◆ **TASK PROMPT**:
Pull out each line of the records holding the string "bottom".

◆ **MATERIAL**:

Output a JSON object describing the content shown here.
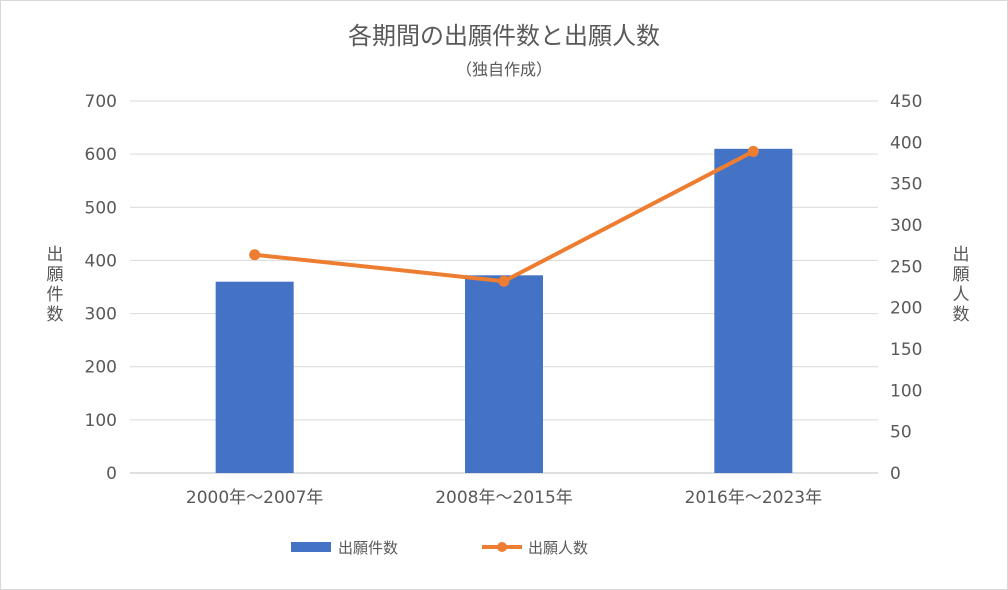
{
  "chart_data": {
    "type": "bar",
    "title": "各期間の出願件数と出願人数",
    "subtitle": "（独自作成）",
    "categories": [
      "2000年～2007年",
      "2008年～2015年",
      "2016年～2023年"
    ],
    "series": [
      {
        "name": "出願件数",
        "type": "bar",
        "axis": "left",
        "color": "#4472c4",
        "values": [
          360,
          372,
          610
        ]
      },
      {
        "name": "出願人数",
        "type": "line",
        "axis": "right",
        "color": "#ed7d31",
        "values": [
          264,
          232,
          389
        ]
      }
    ],
    "y_left": {
      "label": "出願件数",
      "min": 0,
      "max": 700,
      "step": 100,
      "ticks": [
        "0",
        "100",
        "200",
        "300",
        "400",
        "500",
        "600",
        "700"
      ]
    },
    "y_right": {
      "label": "出願人数",
      "min": 0,
      "max": 450,
      "step": 50,
      "ticks": [
        "0",
        "50",
        "100",
        "150",
        "200",
        "250",
        "300",
        "350",
        "400",
        "450"
      ]
    },
    "grid": true,
    "legend_position": "bottom"
  }
}
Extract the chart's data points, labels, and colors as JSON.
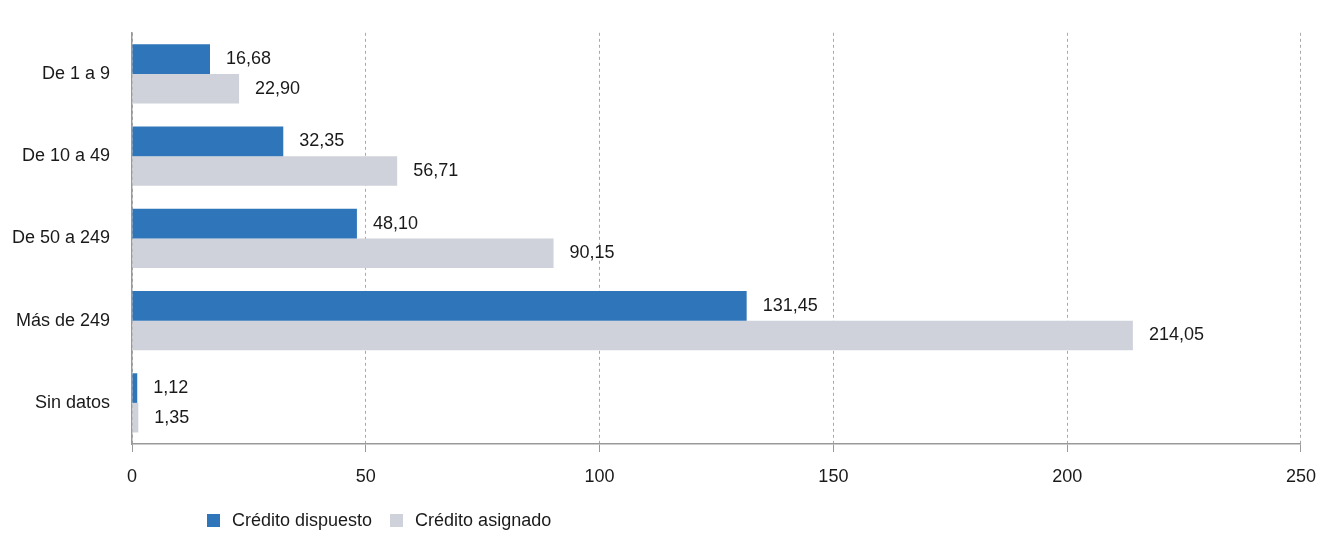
{
  "chart_data": {
    "type": "bar",
    "orientation": "horizontal",
    "categories": [
      "De 1 a 9",
      "De 10 a 49",
      "De 50 a 249",
      "Más de 249",
      "Sin datos"
    ],
    "series": [
      {
        "name": "Crédito dispuesto",
        "color": "#2e75b9",
        "values": [
          16.68,
          32.35,
          48.1,
          131.45,
          1.12
        ],
        "value_labels": [
          "16,68",
          "32,35",
          "48,10",
          "131,45",
          "1,12"
        ]
      },
      {
        "name": "Crédito asignado",
        "color": "#cfd2da",
        "values": [
          22.9,
          56.71,
          90.15,
          214.05,
          1.35
        ],
        "value_labels": [
          "22,90",
          "56,71",
          "90,15",
          "214,05",
          "1,35"
        ]
      }
    ],
    "xlim": [
      0,
      250
    ],
    "xticks": [
      0,
      50,
      100,
      150,
      200,
      250
    ],
    "grid": "x",
    "legend": "bottom"
  }
}
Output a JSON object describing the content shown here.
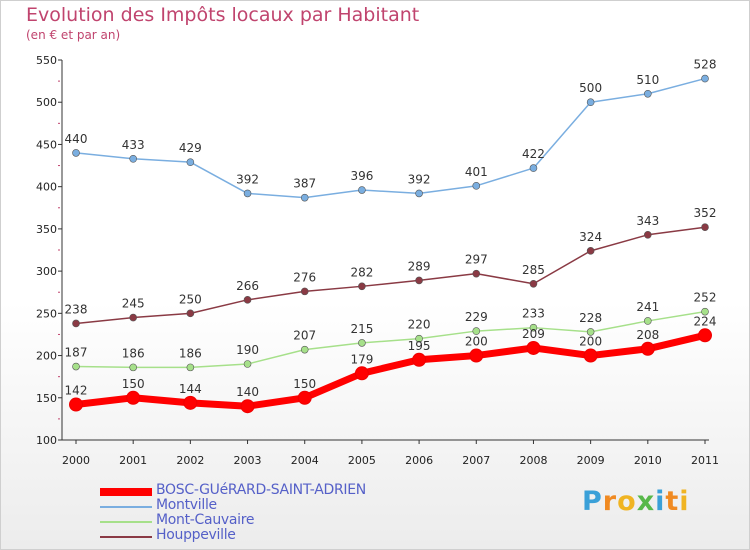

◆ **FINISHED ANSWER**:
    "legend_position": "bottom"
    "legend": "bottom"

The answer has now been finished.